Task to complete » Tally the lines with the word "两室一厅" and report the number alone.

Source records »
_ _ _

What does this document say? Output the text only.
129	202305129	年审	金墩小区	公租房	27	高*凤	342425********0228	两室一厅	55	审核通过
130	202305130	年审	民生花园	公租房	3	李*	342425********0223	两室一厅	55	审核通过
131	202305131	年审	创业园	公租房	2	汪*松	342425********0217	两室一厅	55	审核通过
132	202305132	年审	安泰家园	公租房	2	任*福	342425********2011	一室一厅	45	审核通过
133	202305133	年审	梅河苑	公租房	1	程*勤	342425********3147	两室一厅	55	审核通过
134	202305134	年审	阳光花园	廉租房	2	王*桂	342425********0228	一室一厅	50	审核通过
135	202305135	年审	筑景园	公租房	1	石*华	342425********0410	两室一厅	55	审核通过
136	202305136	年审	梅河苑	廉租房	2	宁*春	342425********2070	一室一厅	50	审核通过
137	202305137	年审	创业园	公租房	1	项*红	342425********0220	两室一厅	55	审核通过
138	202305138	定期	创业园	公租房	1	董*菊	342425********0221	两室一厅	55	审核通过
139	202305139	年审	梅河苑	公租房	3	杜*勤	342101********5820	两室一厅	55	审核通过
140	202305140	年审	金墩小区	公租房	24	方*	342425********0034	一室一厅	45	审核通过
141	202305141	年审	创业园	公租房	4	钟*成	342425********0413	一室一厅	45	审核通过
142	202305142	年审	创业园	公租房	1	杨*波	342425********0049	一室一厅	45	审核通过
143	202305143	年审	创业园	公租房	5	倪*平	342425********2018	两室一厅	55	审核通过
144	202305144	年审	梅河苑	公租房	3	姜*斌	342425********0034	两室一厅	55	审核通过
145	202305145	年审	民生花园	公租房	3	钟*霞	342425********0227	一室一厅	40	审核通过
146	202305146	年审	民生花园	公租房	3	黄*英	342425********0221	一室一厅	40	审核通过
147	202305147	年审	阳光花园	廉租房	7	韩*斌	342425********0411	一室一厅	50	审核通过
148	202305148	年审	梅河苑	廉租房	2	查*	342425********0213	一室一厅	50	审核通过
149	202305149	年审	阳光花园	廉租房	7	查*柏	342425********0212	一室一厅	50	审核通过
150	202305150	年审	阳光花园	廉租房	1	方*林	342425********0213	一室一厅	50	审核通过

_ _ _

Task result » 10